• [YOUR INSTRUCTIONS]:
Are you able to quote each entry exactly as written?

• [EXTRACTED ENTRIES]:
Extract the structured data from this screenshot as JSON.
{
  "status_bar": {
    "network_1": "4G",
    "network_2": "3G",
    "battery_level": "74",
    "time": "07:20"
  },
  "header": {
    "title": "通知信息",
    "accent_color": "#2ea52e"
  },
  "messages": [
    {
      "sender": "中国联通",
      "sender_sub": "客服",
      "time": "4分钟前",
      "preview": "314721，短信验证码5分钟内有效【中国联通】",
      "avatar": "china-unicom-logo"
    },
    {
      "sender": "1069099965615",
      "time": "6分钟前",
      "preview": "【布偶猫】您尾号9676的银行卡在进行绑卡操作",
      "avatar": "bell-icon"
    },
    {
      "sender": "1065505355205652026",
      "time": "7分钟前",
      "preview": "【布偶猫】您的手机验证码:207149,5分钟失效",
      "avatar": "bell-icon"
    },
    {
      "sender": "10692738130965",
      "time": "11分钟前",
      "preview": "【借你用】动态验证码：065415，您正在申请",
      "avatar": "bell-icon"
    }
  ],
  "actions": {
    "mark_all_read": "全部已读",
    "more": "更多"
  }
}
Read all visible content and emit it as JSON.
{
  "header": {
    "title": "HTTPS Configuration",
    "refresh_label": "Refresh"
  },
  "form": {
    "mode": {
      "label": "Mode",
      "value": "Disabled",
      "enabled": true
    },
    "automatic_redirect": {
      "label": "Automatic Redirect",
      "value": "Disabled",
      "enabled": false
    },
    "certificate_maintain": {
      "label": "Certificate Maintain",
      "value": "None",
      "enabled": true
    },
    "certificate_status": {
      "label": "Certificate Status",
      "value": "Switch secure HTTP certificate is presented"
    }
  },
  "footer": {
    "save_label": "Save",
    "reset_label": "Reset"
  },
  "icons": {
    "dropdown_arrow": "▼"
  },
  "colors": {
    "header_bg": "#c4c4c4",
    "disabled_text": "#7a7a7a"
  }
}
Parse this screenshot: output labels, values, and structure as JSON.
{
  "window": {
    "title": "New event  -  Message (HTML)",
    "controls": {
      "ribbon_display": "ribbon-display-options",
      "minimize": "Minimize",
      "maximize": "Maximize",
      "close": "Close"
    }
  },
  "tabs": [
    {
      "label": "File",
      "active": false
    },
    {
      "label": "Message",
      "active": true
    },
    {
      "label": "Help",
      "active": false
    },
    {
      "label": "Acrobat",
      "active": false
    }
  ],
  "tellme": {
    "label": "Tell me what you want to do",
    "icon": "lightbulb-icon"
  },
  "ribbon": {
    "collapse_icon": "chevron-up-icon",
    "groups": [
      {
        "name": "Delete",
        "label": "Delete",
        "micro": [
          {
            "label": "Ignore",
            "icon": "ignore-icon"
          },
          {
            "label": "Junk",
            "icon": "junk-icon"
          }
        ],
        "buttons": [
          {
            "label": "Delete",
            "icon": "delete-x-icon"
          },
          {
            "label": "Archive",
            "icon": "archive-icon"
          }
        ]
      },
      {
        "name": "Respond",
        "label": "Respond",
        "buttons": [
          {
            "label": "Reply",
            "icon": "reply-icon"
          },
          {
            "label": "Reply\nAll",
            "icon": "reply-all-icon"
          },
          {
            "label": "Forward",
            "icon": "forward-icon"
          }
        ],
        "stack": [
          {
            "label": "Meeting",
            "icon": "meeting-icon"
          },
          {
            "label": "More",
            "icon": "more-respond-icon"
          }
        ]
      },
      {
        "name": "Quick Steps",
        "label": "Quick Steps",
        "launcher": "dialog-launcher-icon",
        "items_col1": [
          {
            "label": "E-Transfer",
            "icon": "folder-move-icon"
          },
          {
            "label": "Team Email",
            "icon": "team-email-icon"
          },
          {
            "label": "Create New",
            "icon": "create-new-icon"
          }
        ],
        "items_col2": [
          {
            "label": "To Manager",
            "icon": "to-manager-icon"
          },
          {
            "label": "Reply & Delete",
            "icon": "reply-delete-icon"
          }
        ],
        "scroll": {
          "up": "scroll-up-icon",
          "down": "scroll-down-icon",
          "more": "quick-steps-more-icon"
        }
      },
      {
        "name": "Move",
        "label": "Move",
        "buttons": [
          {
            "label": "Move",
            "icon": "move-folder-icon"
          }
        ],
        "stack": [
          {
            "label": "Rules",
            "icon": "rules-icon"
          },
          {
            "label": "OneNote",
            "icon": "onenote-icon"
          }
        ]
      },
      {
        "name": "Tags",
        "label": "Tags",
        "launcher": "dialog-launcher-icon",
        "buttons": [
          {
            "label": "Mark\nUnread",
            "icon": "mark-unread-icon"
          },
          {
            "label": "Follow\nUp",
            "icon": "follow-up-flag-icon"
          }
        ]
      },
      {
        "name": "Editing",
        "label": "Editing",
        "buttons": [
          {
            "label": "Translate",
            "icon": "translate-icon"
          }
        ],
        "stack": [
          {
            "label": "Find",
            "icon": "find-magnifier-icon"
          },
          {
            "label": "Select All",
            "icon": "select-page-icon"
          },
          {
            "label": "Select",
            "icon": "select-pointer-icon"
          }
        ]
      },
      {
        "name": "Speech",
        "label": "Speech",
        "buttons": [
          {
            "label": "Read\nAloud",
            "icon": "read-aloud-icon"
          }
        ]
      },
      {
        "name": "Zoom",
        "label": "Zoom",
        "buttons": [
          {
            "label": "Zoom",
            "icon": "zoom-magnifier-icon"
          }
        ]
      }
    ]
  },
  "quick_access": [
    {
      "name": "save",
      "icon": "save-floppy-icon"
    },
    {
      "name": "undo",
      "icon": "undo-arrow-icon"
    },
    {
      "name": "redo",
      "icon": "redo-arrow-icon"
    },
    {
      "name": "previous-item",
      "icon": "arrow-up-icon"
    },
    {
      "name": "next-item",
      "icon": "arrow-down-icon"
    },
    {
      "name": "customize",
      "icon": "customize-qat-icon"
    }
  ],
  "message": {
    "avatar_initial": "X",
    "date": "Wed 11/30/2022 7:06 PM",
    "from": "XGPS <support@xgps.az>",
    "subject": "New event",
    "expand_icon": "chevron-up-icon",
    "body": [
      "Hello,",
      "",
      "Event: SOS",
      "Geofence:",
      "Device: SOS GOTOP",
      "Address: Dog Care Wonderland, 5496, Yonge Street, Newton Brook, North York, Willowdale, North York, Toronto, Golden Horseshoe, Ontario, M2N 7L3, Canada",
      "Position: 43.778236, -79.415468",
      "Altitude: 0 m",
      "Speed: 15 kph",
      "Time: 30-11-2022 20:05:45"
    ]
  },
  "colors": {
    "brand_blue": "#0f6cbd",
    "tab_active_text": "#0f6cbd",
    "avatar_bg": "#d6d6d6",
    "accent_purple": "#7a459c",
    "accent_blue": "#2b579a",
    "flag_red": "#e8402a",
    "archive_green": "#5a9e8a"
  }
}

• [SOLUTION TO THE EXERCISE]:
Extract the structured data from this screenshot as JSON.
{
  "status_bar": {
    "network_1": "4G",
    "network_2": "3G",
    "battery_level": "74",
    "time": "07:20"
  },
  "header": {
    "title": "通知信息",
    "accent_color": "#2ea52e"
  },
  "messages": [
    {
      "sender": "中国联通",
      "sender_sub": "客服",
      "time": "4分钟前",
      "preview": "314721，短信验证码5分钟内有效【中国联通】",
      "avatar": "china-unicom-logo"
    },
    {
      "sender": "1069099965615",
      "time": "6分钟前",
      "preview": "【布偶猫】您尾号9676的银行卡在进行绑卡操作",
      "avatar": "bell-icon"
    },
    {
      "sender": "1065505355205652026",
      "time": "7分钟前",
      "preview": "【布偶猫】您的手机验证码:207149,5分钟失效",
      "avatar": "bell-icon"
    },
    {
      "sender": "10692738130965",
      "time": "11分钟前",
      "preview": "【借你用】动态验证码：065415，您正在申请",
      "avatar": "bell-icon"
    }
  ],
  "actions": {
    "mark_all_read": "全部已读",
    "more": "更多"
  }
}
Read all visible content and emit it as JSON.
{
  "header": {
    "title": "HTTPS Configuration",
    "refresh_label": "Refresh"
  },
  "form": {
    "mode": {
      "label": "Mode",
      "value": "Disabled",
      "enabled": true
    },
    "automatic_redirect": {
      "label": "Automatic Redirect",
      "value": "Disabled",
      "enabled": false
    },
    "certificate_maintain": {
      "label": "Certificate Maintain",
      "value": "None",
      "enabled": true
    },
    "certificate_status": {
      "label": "Certificate Status",
      "value": "Switch secure HTTP certificate is presented"
    }
  },
  "footer": {
    "save_label": "Save",
    "reset_label": "Reset"
  },
  "icons": {
    "dropdown_arrow": "▼"
  },
  "colors": {
    "header_bg": "#c4c4c4",
    "disabled_text": "#7a7a7a"
  }
}
Parse this screenshot: output labels, values, and structure as JSON.
{
  "window": {
    "title": "New event  -  Message (HTML)",
    "controls": {
      "ribbon_display": "ribbon-display-options",
      "minimize": "Minimize",
      "maximize": "Maximize",
      "close": "Close"
    }
  },
  "tabs": [
    {
      "label": "File",
      "active": false
    },
    {
      "label": "Message",
      "active": true
    },
    {
      "label": "Help",
      "active": false
    },
    {
      "label": "Acrobat",
      "active": false
    }
  ],
  "tellme": {
    "label": "Tell me what you want to do",
    "icon": "lightbulb-icon"
  },
  "ribbon": {
    "collapse_icon": "chevron-up-icon",
    "groups": [
      {
        "name": "Delete",
        "label": "Delete",
        "micro": [
          {
            "label": "Ignore",
            "icon": "ignore-icon"
          },
          {
            "label": "Junk",
            "icon": "junk-icon"
          }
        ],
        "buttons": [
          {
            "label": "Delete",
            "icon": "delete-x-icon"
          },
          {
            "label": "Archive",
            "icon": "archive-icon"
          }
        ]
      },
      {
        "name": "Respond",
        "label": "Respond",
        "buttons": [
          {
            "label": "Reply",
            "icon": "reply-icon"
          },
          {
            "label": "Reply\nAll",
            "icon": "reply-all-icon"
          },
          {
            "label": "Forward",
            "icon": "forward-icon"
          }
        ],
        "stack": [
          {
            "label": "Meeting",
            "icon": "meeting-icon"
          },
          {
            "label": "More",
            "icon": "more-respond-icon"
          }
        ]
      },
      {
        "name": "Quick Steps",
        "label": "Quick Steps",
        "launcher": "dialog-launcher-icon",
        "items_col1": [
          {
            "label": "E-Transfer",
            "icon": "folder-move-icon"
          },
          {
            "label": "Team Email",
            "icon": "team-email-icon"
          },
          {
            "label": "Create New",
            "icon": "create-new-icon"
          }
        ],
        "items_col2": [
          {
            "label": "To Manager",
            "icon": "to-manager-icon"
          },
          {
            "label": "Reply & Delete",
            "icon": "reply-delete-icon"
          }
        ],
        "scroll": {
          "up": "scroll-up-icon",
          "down": "scroll-down-icon",
          "more": "quick-steps-more-icon"
        }
      },
      {
        "name": "Move",
        "label": "Move",
        "buttons": [
          {
            "label": "Move",
            "icon": "move-folder-icon"
          }
        ],
        "stack": [
          {
            "label": "Rules",
            "icon": "rules-icon"
          },
          {
            "label": "OneNote",
            "icon": "onenote-icon"
          }
        ]
      },
      {
        "name": "Tags",
        "label": "Tags",
        "launcher": "dialog-launcher-icon",
        "buttons": [
          {
            "label": "Mark\nUnread",
            "icon": "mark-unread-icon"
          },
          {
            "label": "Follow\nUp",
            "icon": "follow-up-flag-icon"
          }
        ]
      },
      {
        "name": "Editing",
        "label": "Editing",
        "buttons": [
          {
            "label": "Translate",
            "icon": "translate-icon"
          }
        ],
        "stack": [
          {
            "label": "Find",
            "icon": "find-magnifier-icon"
          },
          {
            "label": "Select All",
            "icon": "select-page-icon"
          },
          {
            "label": "Select",
            "icon": "select-pointer-icon"
          }
        ]
      },
      {
        "name": "Speech",
        "label": "Speech",
        "buttons": [
          {
            "label": "Read\nAloud",
            "icon": "read-aloud-icon"
          }
        ]
      },
      {
        "name": "Zoom",
        "label": "Zoom",
        "buttons": [
          {
            "label": "Zoom",
            "icon": "zoom-magnifier-icon"
          }
        ]
      }
    ]
  },
  "quick_access": [
    {
      "name": "save",
      "icon": "save-floppy-icon"
    },
    {
      "name": "undo",
      "icon": "undo-arrow-icon"
    },
    {
      "name": "redo",
      "icon": "redo-arrow-icon"
    },
    {
      "name": "previous-item",
      "icon": "arrow-up-icon"
    },
    {
      "name": "next-item",
      "icon": "arrow-down-icon"
    },
    {
      "name": "customize",
      "icon": "customize-qat-icon"
    }
  ],
  "message": {
    "avatar_initial": "X",
    "date": "Wed 11/30/2022 7:06 PM",
    "from": "XGPS <support@xgps.az>",
    "subject": "New event",
    "expand_icon": "chevron-up-icon",
    "body": [
      "Hello,",
      "",
      "Event: SOS",
      "Geofence:",
      "Device: SOS GOTOP",
      "Address: Dog Care Wonderland, 5496, Yonge Street, Newton Brook, North York, Willowdale, North York, Toronto, Golden Horseshoe, Ontario, M2N 7L3, Canada",
      "Position: 43.778236, -79.415468",
      "Altitude: 0 m",
      "Speed: 15 kph",
      "Time: 30-11-2022 20:05:45"
    ]
  },
  "colors": {
    "brand_blue": "#0f6cbd",
    "tab_active_text": "#0f6cbd",
    "avatar_bg": "#d6d6d6",
    "accent_purple": "#7a459c",
    "accent_blue": "#2b579a",
    "flag_red": "#e8402a",
    "archive_green": "#5a9e8a"
  }
}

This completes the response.